WHAT IS REQUIRED » Make an exact copy of the entries, and keep any pictures out of it.

* begin SOURCE DATA *

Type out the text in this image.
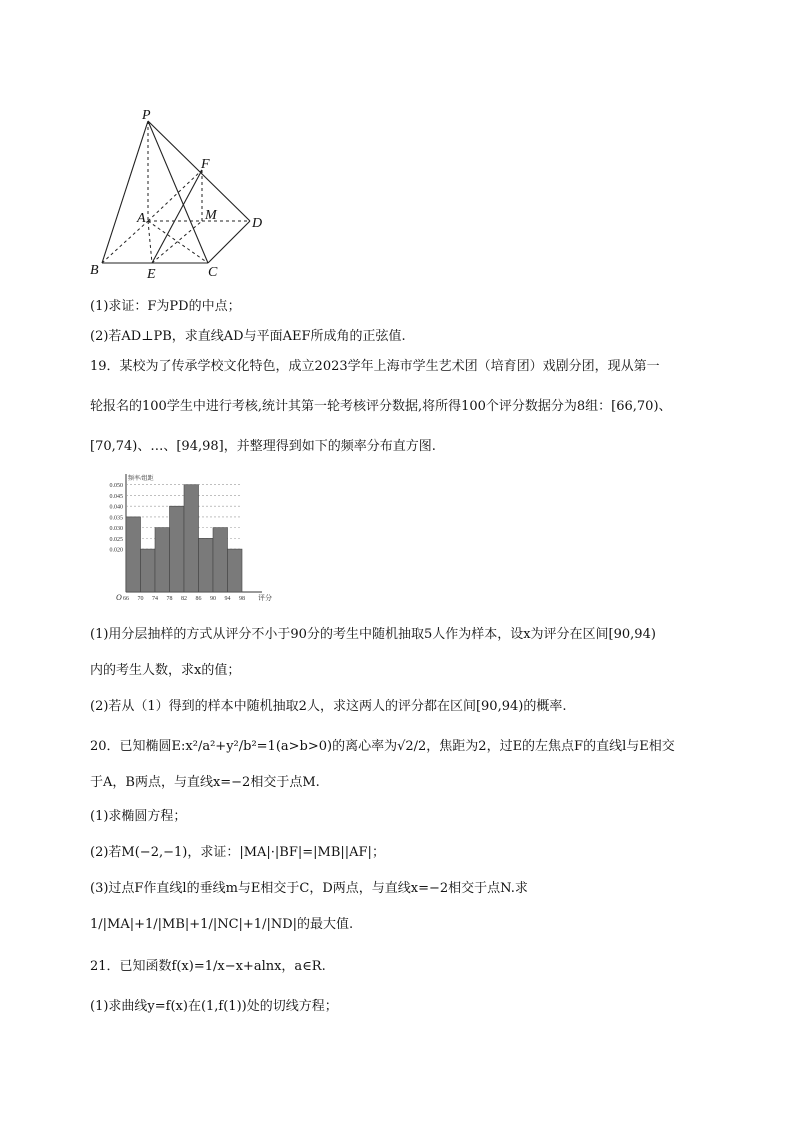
P
F
A	M
D
B	E	C
(1)求证：F为PD的中点；
(2)若AD⊥PB，求直线AD与平面AEF所成角的正弦值.
19．某校为了传承学校文化特色，成立2023学年上海市学生艺术团（培育团）戏剧分团，现从第一
轮报名的100学生中进行考核,统计其第一轮考核评分数据,将所得100个评分数据分为8组：[66,70)、
[70,74)、…、[94,98]，并整理得到如下的频率分布直方图.
0.020
0.025
0.030
0.035
0.040
0.045
0.050
66 70 74 78 82 86 90 94 98 评分
频率/组距
O
(1)用分层抽样的方式从评分不小于90分的考生中随机抽取5人作为样本，设x为评分在区间[90,94)
内的考生人数，求x的值；
(2)若从（1）得到的样本中随机抽取2人，求这两人的评分都在区间[90,94)的概率.
20．已知椭圆E:x²/a²+y²/b²=1(a>b>0)的离心率为√2/2，焦距为2，过E的左焦点F的直线l与E相交
于A，B两点，与直线x=−2相交于点M.
(1)求椭圆方程；
(2)若M(−2,−1)，求证：|MA|·|BF|=|MB||AF|；
(3)过点F作直线l的垂线m与E相交于C，D两点，与直线x=−2相交于点N.求
1/|MA|+1/|MB|+1/|NC|+1/|ND|的最大值.
21．已知函数f(x)=1/x−x+alnx，a∈R.
(1)求曲线y=f(x)在(1,f(1))处的切线方程；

* end SOURCE DATA *

RESPONSE »
Type out the text in this image.
P
F
A	M
D
B	E	C
(1)求证：F为PD的中点；
(2)若AD⊥PB，求直线AD与平面AEF所成角的正弦值.
19．某校为了传承学校文化特色，成立2023学年上海市学生艺术团（培育团）戏剧分团，现从第一
轮报名的100学生中进行考核,统计其第一轮考核评分数据,将所得100个评分数据分为8组：[66,70)、
[70,74)、…、[94,98]，并整理得到如下的频率分布直方图.
0.020
0.025
0.030
0.035
0.040
0.045
0.050
66 70 74 78 82 86 90 94 98 评分
频率/组距
O
(1)用分层抽样的方式从评分不小于90分的考生中随机抽取5人作为样本，设x为评分在区间[90,94)
内的考生人数，求x的值；
(2)若从（1）得到的样本中随机抽取2人，求这两人的评分都在区间[90,94)的概率.
20．已知椭圆E:x²/a²+y²/b²=1(a>b>0)的离心率为√2/2，焦距为2，过E的左焦点F的直线l与E相交
于A，B两点，与直线x=−2相交于点M.
(1)求椭圆方程；
(2)若M(−2,−1)，求证：|MA|·|BF|=|MB||AF|；
(3)过点F作直线l的垂线m与E相交于C，D两点，与直线x=−2相交于点N.求
1/|MA|+1/|MB|+1/|NC|+1/|ND|的最大值.
21．已知函数f(x)=1/x−x+alnx，a∈R.
(1)求曲线y=f(x)在(1,f(1))处的切线方程；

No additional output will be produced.